Esta situación sumerge al Mercosur en una crisis existencial. Se pone en duda toda inversión extranjera

Es una escenificación grotesca. Una pulsión nacionalista que se exhibe con arrogancia y abuso de la fuerza, acompañada de una retórica que procura la exaltación popular, apelando al sentimiento de un pueblo al que se le hace sentir que está siendo extorsionado por la empresa extranjera.

La propuesta, en su manifiesta intención, en su modo de irrumpir, rebasa el concepto de expropiación y revela un inequívoco ánimo confiscatorio. No se habla de la indemnización. Se destituye la dirección de la empresa abrupta y policíacamente. Se expropian solo las acciones de Repsol en YPF y no las de los otros socios. Previamente, se realizan actos inequívocamente dirigidos a desvalorizarla. Se invoca una rebaja de producción que es real, pero que también han sufrido las demás empresas del ramo, como consecuencia de una política que privilegió el consumo, manejó tarifas arbitrariamente y castigó de ese modo la inversión, condición necesaria del aumento de producción.

Por otra parte, esta medida no es un clavel del aire. Irrumpe en medio de una conducción económica que restringe importaciones por decisiones discrecionales de un jerarca. Que ni siquiera firma decretos recurribles judicialmente. Simplemente dispone y ordena. Volvemos a lo mismo: Argentina tiene derecho a seguir la política de comercio exterior que considere más conveniente, pero no tiene derecho a violar, expresa y abiertamente, tratados internacionales, como el del Mercosur que, en su artículo 1°, establece la libertad de circulación de bienes y servicios entre los cuatro socios: Argentina, Brasil, Paraguay y Uruguay. Nuestro país, una economía diez veces más pequeña que la Argentina, sufre hoy severamente esa restricción. Se han cerrado imprentas que producían libros para editoriales argentinas, están en seguro de paro miles de trabajadores de fábricas de confecciones textiles, la producción de autopartes para la industria automovilística sufre la interrupción de líneas de producción complementaria que vienen de hace años. Y etcétera, etcétera.

================

> **Tareas del ejercicio**:
• A. En el texto sobre la expropiación de YPF, ¿qué establece el artículo 1° del tratado del Mercosur?
• B. Continúa el texto sobre la expropiación de YPF a partir de su última oración.

================

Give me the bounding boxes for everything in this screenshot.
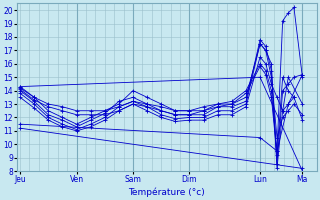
X-axis label: Température (°c): Température (°c) <box>129 187 205 197</box>
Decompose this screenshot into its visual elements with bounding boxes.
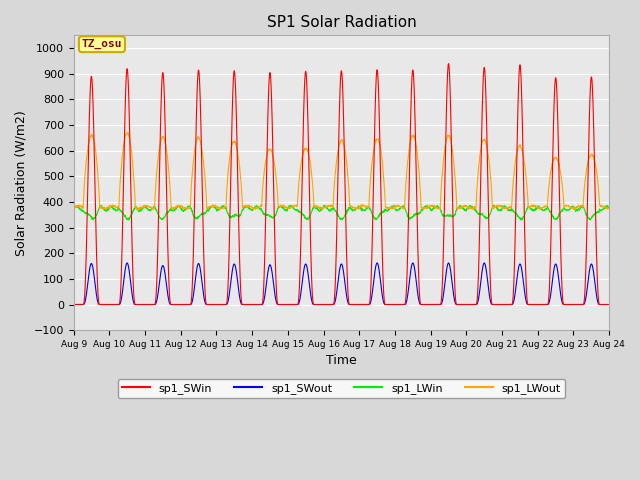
sp1_SWin <box>445 61 452 67</box>
sp1_SWout <box>573 301 580 307</box>
sp1_LWin <box>369 212 376 217</box>
sp1_SWout <box>220 301 227 307</box>
sp1_SWout <box>123 260 131 266</box>
Line: sp1_SWin: sp1_SWin <box>74 64 609 304</box>
sp1_LWout <box>573 204 581 210</box>
sp1_LWin <box>357 205 365 211</box>
sp1_LWout <box>70 204 77 210</box>
sp1_SWin <box>573 301 580 307</box>
Line: sp1_LWout: sp1_LWout <box>74 133 609 210</box>
sp1_LWout <box>605 205 613 211</box>
sp1_LWin <box>220 203 227 208</box>
sp1_LWout <box>135 207 143 213</box>
sp1_SWin <box>558 286 566 291</box>
sp1_LWin <box>125 217 132 223</box>
Title: SP1 Solar Radiation: SP1 Solar Radiation <box>266 15 416 30</box>
sp1_SWin <box>356 301 364 307</box>
sp1_SWin <box>70 301 77 307</box>
sp1_SWout <box>70 301 77 307</box>
sp1_SWout <box>605 301 613 307</box>
sp1_LWin <box>497 207 505 213</box>
Y-axis label: Solar Radiation (W/m2): Solar Radiation (W/m2) <box>15 110 28 256</box>
sp1_SWin <box>369 237 376 243</box>
sp1_SWin <box>497 301 505 307</box>
sp1_SWout <box>369 288 376 294</box>
Text: TZ_osu: TZ_osu <box>82 39 122 49</box>
sp1_LWout <box>497 204 505 209</box>
X-axis label: Time: Time <box>326 354 356 367</box>
sp1_LWin <box>573 207 581 213</box>
sp1_LWin <box>605 204 613 210</box>
sp1_SWout <box>558 299 566 304</box>
Line: sp1_LWin: sp1_LWin <box>74 205 609 220</box>
sp1_SWout <box>357 301 365 307</box>
sp1_LWout <box>369 155 376 160</box>
Line: sp1_SWout: sp1_SWout <box>74 263 609 304</box>
sp1_SWin <box>219 301 227 307</box>
sp1_LWout <box>123 130 131 136</box>
sp1_LWout <box>357 204 365 209</box>
sp1_LWout <box>559 182 566 188</box>
sp1_LWout <box>220 205 227 211</box>
Legend: sp1_SWin, sp1_SWout, sp1_LWin, sp1_LWout: sp1_SWin, sp1_SWout, sp1_LWin, sp1_LWout <box>118 379 565 398</box>
sp1_LWin <box>559 207 566 213</box>
sp1_LWin <box>390 203 397 208</box>
sp1_SWin <box>605 301 613 307</box>
sp1_LWin <box>70 205 77 211</box>
sp1_SWout <box>497 301 505 307</box>
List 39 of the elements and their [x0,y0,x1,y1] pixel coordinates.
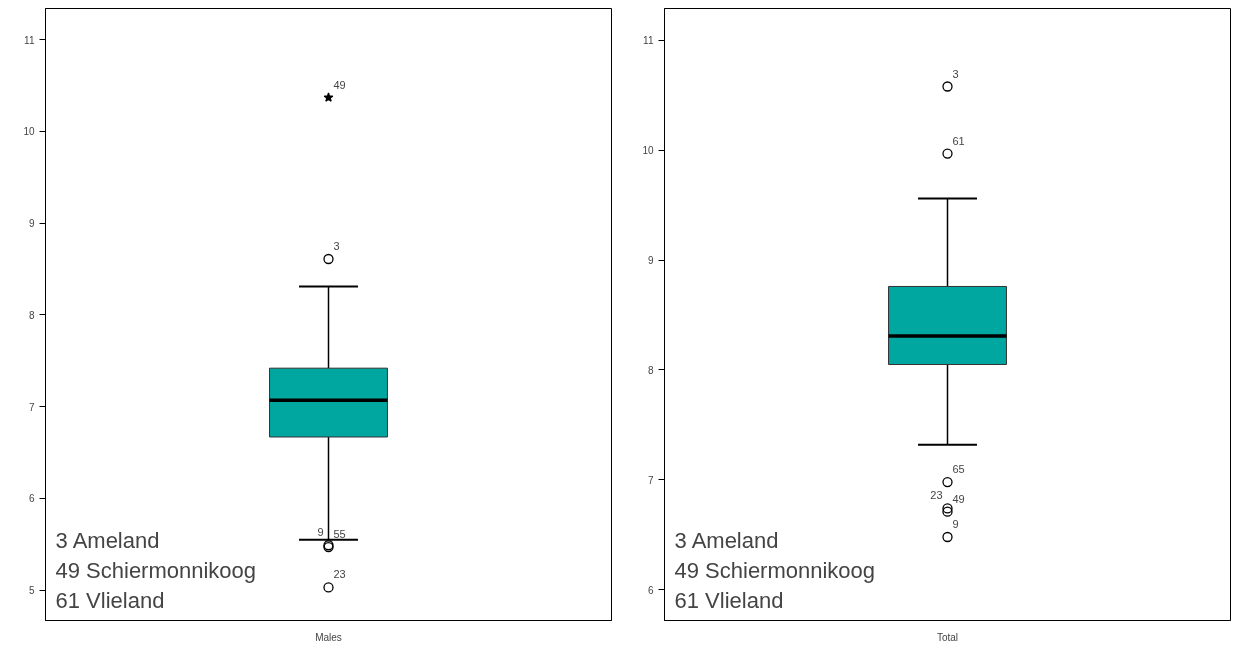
annotation: 49 [333,78,346,91]
annotation: 3 [333,239,340,252]
y-tick-label: 8 [28,309,35,321]
annotation: 55 [333,528,346,541]
annotation: 3 Ameland [674,527,779,553]
annotation: 61 [952,134,965,147]
point [942,531,953,543]
y-tick-label: 7 [647,474,654,486]
y-tick-label: 7 [28,401,35,413]
annotation: 49 Schiermonnikoog [674,557,876,583]
annotation: 61 Vlieland [55,587,165,613]
point [323,253,334,265]
y-tick-label: 10 [23,126,35,138]
point [942,476,953,488]
annotation: 49 Schiermonnikoog [55,557,257,583]
y-tick-label: 8 [647,364,654,376]
point [942,81,953,92]
annotation: 9 [952,518,959,530]
point [323,92,334,102]
y-tick-label: 6 [647,584,654,596]
annotation: 61 Vlieland [674,587,784,613]
annotation: 3 [952,67,959,80]
point [942,148,953,159]
annotation: 23 [333,568,346,581]
point [323,582,334,593]
y-tick-label: 9 [28,218,35,230]
y-tick-label: 5 [28,585,35,597]
x-tick-label: Males [315,631,342,643]
annotation: 65 [952,463,965,476]
x-tick-label: Total [936,631,959,643]
annotation: 3 Ameland [55,527,160,553]
annotation: 9 [317,526,324,539]
y-tick-label: 11 [24,34,35,46]
y-tick-label: 10 [642,145,654,157]
y-tick-label: 6 [28,493,35,505]
y-tick-label: 11 [643,35,654,47]
annotation: 49 [952,492,965,505]
y-tick-label: 9 [647,255,654,267]
annotation: 23 [930,489,943,502]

================

> **Respuestas por tarea**:
• A. Establece la libertad de circulación de bienes y servicios entre los cuatro socios: Argentina, Brasil, Paraguay y Uruguay.

• B.
Esta situación sumerge al Mercosur en una crisis existencial. Se trata de solventarla con la buena voluntad de los vecinos. No es suficiente, porque se pone en duda toda inversión extranjera pensada para la región. Esa misma inversión extranjera que todos nuestros países hemos procurado y declaramos bienvenida por su aporte de capital y tecnología.

Más allá del Mercosur, es notorio que Argentina hoy está peleada con el mundo. Su reclamo por las Islas Malvinas a Gran Bretaña, le ha enfrentado al viejo imperio de un modo drástico, no tanto por el fondo como por la forma agresiva de plantearlo. Con los EE.UU. se han visto también escenas de bochorno, como la de un avión estadounidense allanado, con la presencia de Ministros de Estado, para confiscar unas armas livianas que se traían para un programa de entrenamiento policial. En la reciente Cumbre de las Américas países como México, Colombia o Chile tomaron clara distancia del episodio Repsol-YPF y no hubo declaración alguna sobre la cuestión de Malvinas.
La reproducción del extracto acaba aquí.